WHAT IS EXPECTED
Leave out the pictures and copy everything else in the entries exactly.

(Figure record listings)
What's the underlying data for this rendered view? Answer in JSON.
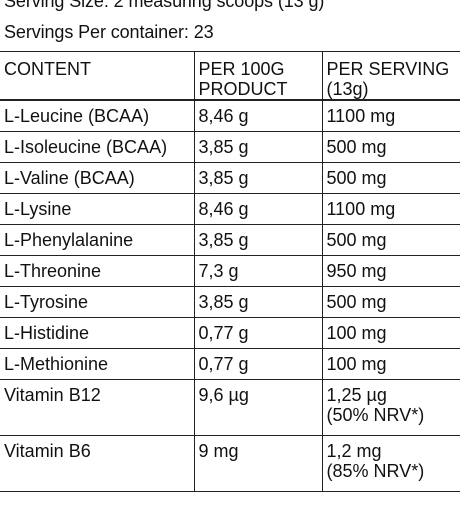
{
  "header": {
    "serving_size": "Serving Size: 2 measuring scoops (13 g)",
    "servings_per_container": "Servings Per container: 23"
  },
  "table": {
    "columns": [
      {
        "line1": "CONTENT",
        "line2": ""
      },
      {
        "line1": "PER 100G",
        "line2": "PRODUCT"
      },
      {
        "line1": "PER SERVING",
        "line2": "(13g)"
      }
    ],
    "rows": [
      {
        "name": "L-Leucine (BCAA)",
        "per100": "8,46 g",
        "serving": "1100 mg",
        "serving_note": ""
      },
      {
        "name": "L-Isoleucine (BCAA)",
        "per100": "3,85 g",
        "serving": "500 mg",
        "serving_note": ""
      },
      {
        "name": "L-Valine (BCAA)",
        "per100": "3,85 g",
        "serving": "500 mg",
        "serving_note": ""
      },
      {
        "name": "L-Lysine",
        "per100": "8,46 g",
        "serving": "1100 mg",
        "serving_note": ""
      },
      {
        "name": "L-Phenylalanine",
        "per100": "3,85 g",
        "serving": "500 mg",
        "serving_note": ""
      },
      {
        "name": "L-Threonine",
        "per100": "7,3 g",
        "serving": "950 mg",
        "serving_note": ""
      },
      {
        "name": "L-Tyrosine",
        "per100": "3,85 g",
        "serving": "500 mg",
        "serving_note": ""
      },
      {
        "name": "L-Histidine",
        "per100": "0,77 g",
        "serving": "100 mg",
        "serving_note": ""
      },
      {
        "name": "L-Methionine",
        "per100": "0,77 g",
        "serving": "100 mg",
        "serving_note": ""
      },
      {
        "name": "Vitamin B12",
        "per100": "9,6 µg",
        "serving": "1,25 µg",
        "serving_note": "(50% NRV*)"
      },
      {
        "name": "Vitamin B6",
        "per100": "9 mg",
        "serving": "1,2 mg",
        "serving_note": "(85% NRV*)"
      }
    ]
  }
}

OUTPUT FOR THIS TASK
What's the underlying data for this rendered view? Answer in JSON.
{
  "header": {
    "serving_size": "Serving Size: 2 measuring scoops (13 g)",
    "servings_per_container": "Servings Per container: 23"
  },
  "table": {
    "columns": [
      {
        "line1": "CONTENT",
        "line2": ""
      },
      {
        "line1": "PER 100G",
        "line2": "PRODUCT"
      },
      {
        "line1": "PER SERVING",
        "line2": "(13g)"
      }
    ],
    "rows": [
      {
        "name": "L-Leucine (BCAA)",
        "per100": "8,46 g",
        "serving": "1100 mg",
        "serving_note": ""
      },
      {
        "name": "L-Isoleucine (BCAA)",
        "per100": "3,85 g",
        "serving": "500 mg",
        "serving_note": ""
      },
      {
        "name": "L-Valine (BCAA)",
        "per100": "3,85 g",
        "serving": "500 mg",
        "serving_note": ""
      },
      {
        "name": "L-Lysine",
        "per100": "8,46 g",
        "serving": "1100 mg",
        "serving_note": ""
      },
      {
        "name": "L-Phenylalanine",
        "per100": "3,85 g",
        "serving": "500 mg",
        "serving_note": ""
      },
      {
        "name": "L-Threonine",
        "per100": "7,3 g",
        "serving": "950 mg",
        "serving_note": ""
      },
      {
        "name": "L-Tyrosine",
        "per100": "3,85 g",
        "serving": "500 mg",
        "serving_note": ""
      },
      {
        "name": "L-Histidine",
        "per100": "0,77 g",
        "serving": "100 mg",
        "serving_note": ""
      },
      {
        "name": "L-Methionine",
        "per100": "0,77 g",
        "serving": "100 mg",
        "serving_note": ""
      },
      {
        "name": "Vitamin B12",
        "per100": "9,6 µg",
        "serving": "1,25 µg",
        "serving_note": "(50% NRV*)"
      },
      {
        "name": "Vitamin B6",
        "per100": "9 mg",
        "serving": "1,2 mg",
        "serving_note": "(85% NRV*)"
      }
    ]
  }
}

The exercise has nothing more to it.